-- EXERCISE OBJECTIVE --
Transcribe the entries exactly; images are not part of the copy.

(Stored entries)
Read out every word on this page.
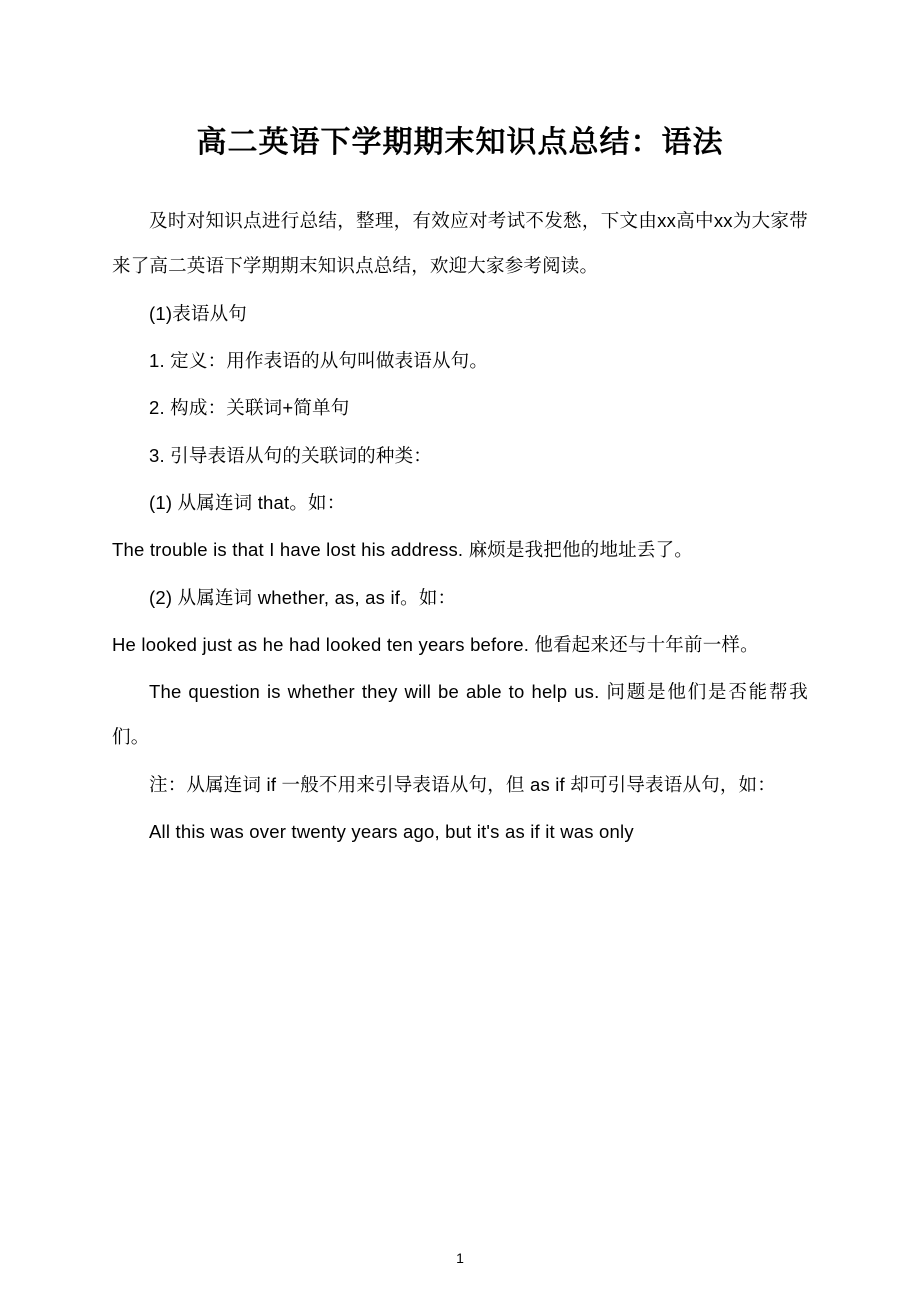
高二英语下学期期末知识点总结：语法

及时对知识点进行总结，整理，有效应对考试不发愁，下文由xx高中xx为大家带来了高二英语下学期期末知识点总结，欢迎大家参考阅读。

(1)表语从句

1. 定义：用作表语的从句叫做表语从句。

2. 构成：关联词+简单句

3. 引导表语从句的关联词的种类：

(1) 从属连词 that。如：

The trouble is that I have lost his address. 麻烦是我把他的地址丢了。

(2) 从属连词 whether, as, as if。如：

He looked just as he had looked ten years before. 他看起来还与十年前一样。

The question is whether they will be able to help us. 问题是他们是否能帮我们。

注：从属连词 if 一般不用来引导表语从句，但 as if 却可引导表语从句，如：

All this was over twenty years ago, but it's as if it was only

1
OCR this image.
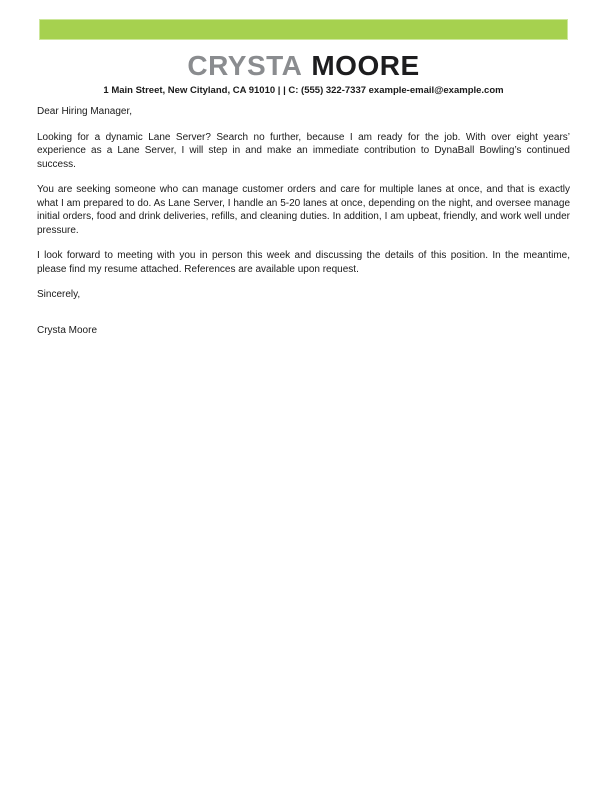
CRYSTA MOORE
1 Main Street, New Cityland, CA 91010 | | C: (555) 322-7337 example-email@example.com

Dear Hiring Manager,

Looking for a dynamic Lane Server? Search no further, because I am ready for the job. With over eight years’ experience as a Lane Server, I will step in and make an immediate contribution to DynaBall Bowling’s continued success.

You are seeking someone who can manage customer orders and care for multiple lanes at once, and that is exactly what I am prepared to do. As Lane Server, I handle an 5-20 lanes at once, depending on the night, and oversee manage initial orders, food and drink deliveries, refills, and cleaning duties. In addition, I am upbeat, friendly, and work well under pressure.

I look forward to meeting with you in person this week and discussing the details of this position. In the meantime, please find my resume attached. References are available upon request.

Sincerely,

Crysta Moore
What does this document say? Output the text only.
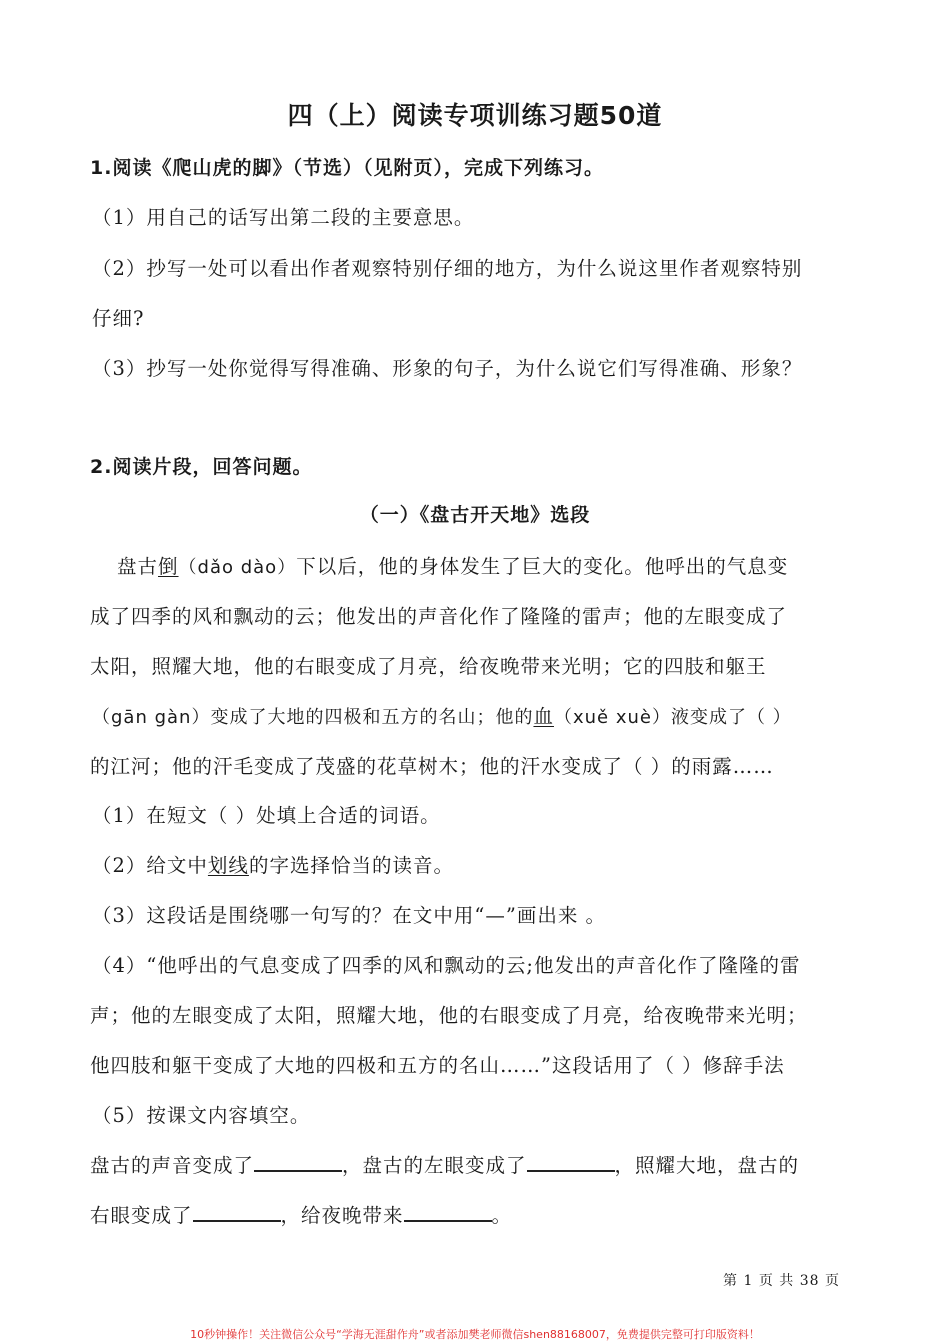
四（上）阅读专项训练习题50道
1.阅读《爬山虎的脚》（节选）（见附页），完成下列练习。
（1）用自己的话写出第二段的主要意思。
（2）抄写一处可以看出作者观察特别仔细的地方，为什么说这里作者观察特别
仔细?
（3）抄写一处你觉得写得准确、形象的句子，为什么说它们写得准确、形象？
2.阅读片段，回答问题。
（一）《盘古开天地》选段
盘古倒（dǎo dào）下以后，他的身体发生了巨大的变化。他呼出的气息变
成了四季的风和飘动的云；他发出的声音化作了隆隆的雷声；他的左眼变成了
太阳，照耀大地，他的右眼变成了月亮，给夜晚带来光明；它的四肢和躯王
（gān gàn）变成了大地的四极和五方的名山；他的血（xuě xuè）液变成了（ ）
的江河；他的汗毛变成了茂盛的花草树木；他的汗水变成了（ ）的雨露……
（1）在短文（ ）处填上合适的词语。
（2）给文中划线的字选择恰当的读音。
（3）这段话是围绕哪一句写的？在文中用“—”画出来 。
（4）“他呼出的气息变成了四季的风和飘动的云;他发出的声音化作了隆隆的雷
声；他的左眼变成了太阳，照耀大地，他的右眼变成了月亮，给夜晚带来光明；
他四肢和躯干变成了大地的四极和五方的名山……”这段话用了（ ）修辞手法
（5）按课文内容填空。
盘古的声音变成了	，盘古的左眼变成了	，照耀大地，盘古的
右眼变成了	，给夜晚带来	。
第 1 页 共 38 页
10秒钟操作！关注微信公众号“学海无涯甜作舟”或者添加樊老师微信shen88168007，免费提供完整可打印版资料！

-- WRITTEN ANSWER --
Read out every word on this page.
高二英语下学期期末知识点总结：语法

及时对知识点进行总结，整理，有效应对考试不发愁，下文由xx高中xx为大家带来了高二英语下学期期末知识点总结，欢迎大家参考阅读。

(1)表语从句

1. 定义：用作表语的从句叫做表语从句。

2. 构成：关联词+简单句

3. 引导表语从句的关联词的种类：

(1) 从属连词 that。如：

The trouble is that I have lost his address. 麻烦是我把他的地址丢了。

(2) 从属连词 whether, as, as if。如：

He looked just as he had looked ten years before. 他看起来还与十年前一样。

The question is whether they will be able to help us. 问题是他们是否能帮我们。

注：从属连词 if 一般不用来引导表语从句，但 as if 却可引导表语从句，如：

All this was over twenty years ago, but it's as if it was only

1
OCR this image.
CRYSTA MOORE
1 Main Street, New Cityland, CA 91010 | | C: (555) 322-7337 example-email@example.com

Dear Hiring Manager,

Looking for a dynamic Lane Server? Search no further, because I am ready for the job. With over eight years’ experience as a Lane Server, I will step in and make an immediate contribution to DynaBall Bowling’s continued success.

You are seeking someone who can manage customer orders and care for multiple lanes at once, and that is exactly what I am prepared to do. As Lane Server, I handle an 5-20 lanes at once, depending on the night, and oversee manage initial orders, food and drink deliveries, refills, and cleaning duties. In addition, I am upbeat, friendly, and work well under pressure.

I look forward to meeting with you in person this week and discussing the details of this position. In the meantime, please find my resume attached. References are available upon request.

Sincerely,

Crysta Moore
What does this document say? Output the text only.
四（上）阅读专项训练习题50道
1.阅读《爬山虎的脚》（节选）（见附页），完成下列练习。
（1）用自己的话写出第二段的主要意思。
（2）抄写一处可以看出作者观察特别仔细的地方，为什么说这里作者观察特别
仔细?
（3）抄写一处你觉得写得准确、形象的句子，为什么说它们写得准确、形象？
2.阅读片段，回答问题。
（一）《盘古开天地》选段
盘古倒（dǎo dào）下以后，他的身体发生了巨大的变化。他呼出的气息变
成了四季的风和飘动的云；他发出的声音化作了隆隆的雷声；他的左眼变成了
太阳，照耀大地，他的右眼变成了月亮，给夜晚带来光明；它的四肢和躯王
（gān gàn）变成了大地的四极和五方的名山；他的血（xuě xuè）液变成了（ ）
的江河；他的汗毛变成了茂盛的花草树木；他的汗水变成了（ ）的雨露……
（1）在短文（ ）处填上合适的词语。
（2）给文中划线的字选择恰当的读音。
（3）这段话是围绕哪一句写的？在文中用“—”画出来 。
（4）“他呼出的气息变成了四季的风和飘动的云;他发出的声音化作了隆隆的雷
声；他的左眼变成了太阳，照耀大地，他的右眼变成了月亮，给夜晚带来光明；
他四肢和躯干变成了大地的四极和五方的名山……”这段话用了（ ）修辞手法
（5）按课文内容填空。
盘古的声音变成了	，盘古的左眼变成了	，照耀大地，盘古的
右眼变成了	，给夜晚带来	。
第 1 页 共 38 页
10秒钟操作！关注微信公众号“学海无涯甜作舟”或者添加樊老师微信shen88168007，免费提供完整可打印版资料！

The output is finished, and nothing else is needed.